• **What to work on**:
Print all the entries verbatim.

• **Dataset entries**:

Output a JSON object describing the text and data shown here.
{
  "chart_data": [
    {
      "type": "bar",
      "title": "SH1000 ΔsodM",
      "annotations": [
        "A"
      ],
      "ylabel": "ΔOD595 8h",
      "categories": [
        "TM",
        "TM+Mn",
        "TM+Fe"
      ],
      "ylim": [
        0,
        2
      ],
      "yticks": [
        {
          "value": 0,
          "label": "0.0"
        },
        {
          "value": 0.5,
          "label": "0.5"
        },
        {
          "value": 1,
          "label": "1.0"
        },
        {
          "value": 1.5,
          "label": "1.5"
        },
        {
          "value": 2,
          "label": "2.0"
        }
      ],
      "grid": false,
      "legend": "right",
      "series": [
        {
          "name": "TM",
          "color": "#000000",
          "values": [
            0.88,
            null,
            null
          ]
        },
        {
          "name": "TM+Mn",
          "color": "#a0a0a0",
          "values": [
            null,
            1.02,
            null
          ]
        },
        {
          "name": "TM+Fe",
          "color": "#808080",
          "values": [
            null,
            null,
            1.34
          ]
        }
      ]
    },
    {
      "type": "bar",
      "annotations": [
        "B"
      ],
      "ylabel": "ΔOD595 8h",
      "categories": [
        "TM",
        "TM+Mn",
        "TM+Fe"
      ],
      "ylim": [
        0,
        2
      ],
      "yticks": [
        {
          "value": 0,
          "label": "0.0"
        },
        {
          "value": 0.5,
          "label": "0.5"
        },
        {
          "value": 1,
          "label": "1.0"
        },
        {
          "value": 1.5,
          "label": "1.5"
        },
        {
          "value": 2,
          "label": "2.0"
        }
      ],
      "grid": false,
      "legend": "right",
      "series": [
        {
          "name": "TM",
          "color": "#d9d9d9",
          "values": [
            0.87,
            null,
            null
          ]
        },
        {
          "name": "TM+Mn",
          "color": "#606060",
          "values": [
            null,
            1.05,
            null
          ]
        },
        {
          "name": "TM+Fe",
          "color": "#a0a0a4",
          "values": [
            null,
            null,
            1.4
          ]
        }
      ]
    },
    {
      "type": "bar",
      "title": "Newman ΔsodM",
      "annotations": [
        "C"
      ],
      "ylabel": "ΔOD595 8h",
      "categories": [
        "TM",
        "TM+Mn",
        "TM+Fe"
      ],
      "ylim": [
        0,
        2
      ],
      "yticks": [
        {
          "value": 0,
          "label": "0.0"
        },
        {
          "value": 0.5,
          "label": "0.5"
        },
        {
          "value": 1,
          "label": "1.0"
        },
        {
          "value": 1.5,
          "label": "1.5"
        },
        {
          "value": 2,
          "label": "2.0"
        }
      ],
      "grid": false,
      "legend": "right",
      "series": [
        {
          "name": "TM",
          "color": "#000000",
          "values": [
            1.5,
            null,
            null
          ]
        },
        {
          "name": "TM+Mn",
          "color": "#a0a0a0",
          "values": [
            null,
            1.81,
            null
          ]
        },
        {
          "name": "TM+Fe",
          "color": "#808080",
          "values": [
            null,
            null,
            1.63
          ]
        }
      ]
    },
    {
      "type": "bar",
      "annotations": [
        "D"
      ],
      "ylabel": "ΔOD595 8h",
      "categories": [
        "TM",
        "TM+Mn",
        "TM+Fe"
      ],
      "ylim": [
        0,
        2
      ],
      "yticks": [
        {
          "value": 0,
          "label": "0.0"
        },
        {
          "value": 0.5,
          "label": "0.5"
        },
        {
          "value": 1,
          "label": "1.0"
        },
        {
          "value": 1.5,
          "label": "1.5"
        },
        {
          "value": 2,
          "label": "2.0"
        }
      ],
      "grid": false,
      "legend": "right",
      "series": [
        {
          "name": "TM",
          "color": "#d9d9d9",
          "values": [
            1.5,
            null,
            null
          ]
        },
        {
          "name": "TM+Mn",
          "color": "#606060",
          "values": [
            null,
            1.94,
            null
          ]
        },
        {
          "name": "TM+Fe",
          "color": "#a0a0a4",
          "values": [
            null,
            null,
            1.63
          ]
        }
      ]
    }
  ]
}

• **Output for this task**:
Output a JSON object describing the text and data shown here.
{
  "chart_data": [
    {
      "type": "bar",
      "title": "SH1000 ΔsodM",
      "annotations": [
        "A"
      ],
      "ylabel": "ΔOD595 8h",
      "categories": [
        "TM",
        "TM+Mn",
        "TM+Fe"
      ],
      "ylim": [
        0,
        2
      ],
      "yticks": [
        {
          "value": 0,
          "label": "0.0"
        },
        {
          "value": 0.5,
          "label": "0.5"
        },
        {
          "value": 1,
          "label": "1.0"
        },
        {
          "value": 1.5,
          "label": "1.5"
        },
        {
          "value": 2,
          "label": "2.0"
        }
      ],
      "grid": false,
      "legend": "right",
      "series": [
        {
          "name": "TM",
          "color": "#000000",
          "values": [
            0.88,
            null,
            null
          ]
        },
        {
          "name": "TM+Mn",
          "color": "#a0a0a0",
          "values": [
            null,
            1.02,
            null
          ]
        },
        {
          "name": "TM+Fe",
          "color": "#808080",
          "values": [
            null,
            null,
            1.34
          ]
        }
      ]
    },
    {
      "type": "bar",
      "annotations": [
        "B"
      ],
      "ylabel": "ΔOD595 8h",
      "categories": [
        "TM",
        "TM+Mn",
        "TM+Fe"
      ],
      "ylim": [
        0,
        2
      ],
      "yticks": [
        {
          "value": 0,
          "label": "0.0"
        },
        {
          "value": 0.5,
          "label": "0.5"
        },
        {
          "value": 1,
          "label": "1.0"
        },
        {
          "value": 1.5,
          "label": "1.5"
        },
        {
          "value": 2,
          "label": "2.0"
        }
      ],
      "grid": false,
      "legend": "right",
      "series": [
        {
          "name": "TM",
          "color": "#d9d9d9",
          "values": [
            0.87,
            null,
            null
          ]
        },
        {
          "name": "TM+Mn",
          "color": "#606060",
          "values": [
            null,
            1.05,
            null
          ]
        },
        {
          "name": "TM+Fe",
          "color": "#a0a0a4",
          "values": [
            null,
            null,
            1.4
          ]
        }
      ]
    },
    {
      "type": "bar",
      "title": "Newman ΔsodM",
      "annotations": [
        "C"
      ],
      "ylabel": "ΔOD595 8h",
      "categories": [
        "TM",
        "TM+Mn",
        "TM+Fe"
      ],
      "ylim": [
        0,
        2
      ],
      "yticks": [
        {
          "value": 0,
          "label": "0.0"
        },
        {
          "value": 0.5,
          "label": "0.5"
        },
        {
          "value": 1,
          "label": "1.0"
        },
        {
          "value": 1.5,
          "label": "1.5"
        },
        {
          "value": 2,
          "label": "2.0"
        }
      ],
      "grid": false,
      "legend": "right",
      "series": [
        {
          "name": "TM",
          "color": "#000000",
          "values": [
            1.5,
            null,
            null
          ]
        },
        {
          "name": "TM+Mn",
          "color": "#a0a0a0",
          "values": [
            null,
            1.81,
            null
          ]
        },
        {
          "name": "TM+Fe",
          "color": "#808080",
          "values": [
            null,
            null,
            1.63
          ]
        }
      ]
    },
    {
      "type": "bar",
      "annotations": [
        "D"
      ],
      "ylabel": "ΔOD595 8h",
      "categories": [
        "TM",
        "TM+Mn",
        "TM+Fe"
      ],
      "ylim": [
        0,
        2
      ],
      "yticks": [
        {
          "value": 0,
          "label": "0.0"
        },
        {
          "value": 0.5,
          "label": "0.5"
        },
        {
          "value": 1,
          "label": "1.0"
        },
        {
          "value": 1.5,
          "label": "1.5"
        },
        {
          "value": 2,
          "label": "2.0"
        }
      ],
      "grid": false,
      "legend": "right",
      "series": [
        {
          "name": "TM",
          "color": "#d9d9d9",
          "values": [
            1.5,
            null,
            null
          ]
        },
        {
          "name": "TM+Mn",
          "color": "#606060",
          "values": [
            null,
            1.94,
            null
          ]
        },
        {
          "name": "TM+Fe",
          "color": "#a0a0a4",
          "values": [
            null,
            null,
            1.63
          ]
        }
      ]
    }
  ]
}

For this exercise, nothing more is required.